(Description of the task):
Would you write out the entries below, every one of them, exactly?

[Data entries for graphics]
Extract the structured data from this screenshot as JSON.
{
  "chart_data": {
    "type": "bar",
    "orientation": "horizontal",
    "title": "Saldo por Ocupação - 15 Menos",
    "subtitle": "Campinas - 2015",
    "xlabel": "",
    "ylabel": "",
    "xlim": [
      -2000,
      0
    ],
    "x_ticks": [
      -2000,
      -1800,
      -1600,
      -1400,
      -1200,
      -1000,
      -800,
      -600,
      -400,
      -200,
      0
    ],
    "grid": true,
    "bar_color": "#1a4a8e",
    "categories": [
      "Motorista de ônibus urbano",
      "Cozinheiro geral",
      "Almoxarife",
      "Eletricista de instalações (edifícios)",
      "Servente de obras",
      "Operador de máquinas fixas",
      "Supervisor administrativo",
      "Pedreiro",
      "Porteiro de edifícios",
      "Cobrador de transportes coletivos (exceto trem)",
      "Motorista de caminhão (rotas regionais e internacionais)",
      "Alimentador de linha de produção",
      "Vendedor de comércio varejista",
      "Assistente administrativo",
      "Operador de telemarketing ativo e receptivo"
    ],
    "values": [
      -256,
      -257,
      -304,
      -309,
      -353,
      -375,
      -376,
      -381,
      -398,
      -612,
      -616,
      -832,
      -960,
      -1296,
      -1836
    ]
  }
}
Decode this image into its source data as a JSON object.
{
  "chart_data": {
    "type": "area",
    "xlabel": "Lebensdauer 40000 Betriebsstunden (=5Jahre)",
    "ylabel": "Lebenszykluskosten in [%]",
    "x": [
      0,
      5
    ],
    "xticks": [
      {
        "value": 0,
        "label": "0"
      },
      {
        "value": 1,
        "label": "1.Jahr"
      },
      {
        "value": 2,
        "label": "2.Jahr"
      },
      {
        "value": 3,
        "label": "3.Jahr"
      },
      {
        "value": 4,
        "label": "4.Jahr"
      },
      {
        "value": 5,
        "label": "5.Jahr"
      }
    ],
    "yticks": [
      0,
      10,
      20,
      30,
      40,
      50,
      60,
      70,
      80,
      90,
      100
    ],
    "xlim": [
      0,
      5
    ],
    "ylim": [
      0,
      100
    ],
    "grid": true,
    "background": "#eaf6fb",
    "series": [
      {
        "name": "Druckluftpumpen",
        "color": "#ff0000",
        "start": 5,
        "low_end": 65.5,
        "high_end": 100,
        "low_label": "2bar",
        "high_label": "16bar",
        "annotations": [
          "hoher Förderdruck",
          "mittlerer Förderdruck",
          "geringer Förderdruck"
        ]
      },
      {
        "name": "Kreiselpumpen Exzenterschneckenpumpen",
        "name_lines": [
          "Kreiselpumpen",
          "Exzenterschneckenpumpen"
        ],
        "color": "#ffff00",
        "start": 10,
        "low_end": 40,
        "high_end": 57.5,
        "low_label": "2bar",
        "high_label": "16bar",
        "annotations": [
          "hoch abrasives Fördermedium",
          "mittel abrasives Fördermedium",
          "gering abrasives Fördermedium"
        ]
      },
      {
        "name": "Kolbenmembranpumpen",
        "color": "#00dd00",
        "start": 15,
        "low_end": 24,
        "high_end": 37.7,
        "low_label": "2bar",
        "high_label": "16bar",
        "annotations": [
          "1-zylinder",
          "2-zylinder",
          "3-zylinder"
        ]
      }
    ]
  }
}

(Solution to this exercise):
Extract the structured data from this screenshot as JSON.
{
  "chart_data": {
    "type": "bar",
    "orientation": "horizontal",
    "title": "Saldo por Ocupação - 15 Menos",
    "subtitle": "Campinas - 2015",
    "xlabel": "",
    "ylabel": "",
    "xlim": [
      -2000,
      0
    ],
    "x_ticks": [
      -2000,
      -1800,
      -1600,
      -1400,
      -1200,
      -1000,
      -800,
      -600,
      -400,
      -200,
      0
    ],
    "grid": true,
    "bar_color": "#1a4a8e",
    "categories": [
      "Motorista de ônibus urbano",
      "Cozinheiro geral",
      "Almoxarife",
      "Eletricista de instalações (edifícios)",
      "Servente de obras",
      "Operador de máquinas fixas",
      "Supervisor administrativo",
      "Pedreiro",
      "Porteiro de edifícios",
      "Cobrador de transportes coletivos (exceto trem)",
      "Motorista de caminhão (rotas regionais e internacionais)",
      "Alimentador de linha de produção",
      "Vendedor de comércio varejista",
      "Assistente administrativo",
      "Operador de telemarketing ativo e receptivo"
    ],
    "values": [
      -256,
      -257,
      -304,
      -309,
      -353,
      -375,
      -376,
      -381,
      -398,
      -612,
      -616,
      -832,
      -960,
      -1296,
      -1836
    ]
  }
}
Decode this image into its source data as a JSON object.
{
  "chart_data": {
    "type": "area",
    "xlabel": "Lebensdauer 40000 Betriebsstunden (=5Jahre)",
    "ylabel": "Lebenszykluskosten in [%]",
    "x": [
      0,
      5
    ],
    "xticks": [
      {
        "value": 0,
        "label": "0"
      },
      {
        "value": 1,
        "label": "1.Jahr"
      },
      {
        "value": 2,
        "label": "2.Jahr"
      },
      {
        "value": 3,
        "label": "3.Jahr"
      },
      {
        "value": 4,
        "label": "4.Jahr"
      },
      {
        "value": 5,
        "label": "5.Jahr"
      }
    ],
    "yticks": [
      0,
      10,
      20,
      30,
      40,
      50,
      60,
      70,
      80,
      90,
      100
    ],
    "xlim": [
      0,
      5
    ],
    "ylim": [
      0,
      100
    ],
    "grid": true,
    "background": "#eaf6fb",
    "series": [
      {
        "name": "Druckluftpumpen",
        "color": "#ff0000",
        "start": 5,
        "low_end": 65.5,
        "high_end": 100,
        "low_label": "2bar",
        "high_label": "16bar",
        "annotations": [
          "hoher Förderdruck",
          "mittlerer Förderdruck",
          "geringer Förderdruck"
        ]
      },
      {
        "name": "Kreiselpumpen Exzenterschneckenpumpen",
        "name_lines": [
          "Kreiselpumpen",
          "Exzenterschneckenpumpen"
        ],
        "color": "#ffff00",
        "start": 10,
        "low_end": 40,
        "high_end": 57.5,
        "low_label": "2bar",
        "high_label": "16bar",
        "annotations": [
          "hoch abrasives Fördermedium",
          "mittel abrasives Fördermedium",
          "gering abrasives Fördermedium"
        ]
      },
      {
        "name": "Kolbenmembranpumpen",
        "color": "#00dd00",
        "start": 15,
        "low_end": 24,
        "high_end": 37.7,
        "low_label": "2bar",
        "high_label": "16bar",
        "annotations": [
          "1-zylinder",
          "2-zylinder",
          "3-zylinder"
        ]
      }
    ]
  }
}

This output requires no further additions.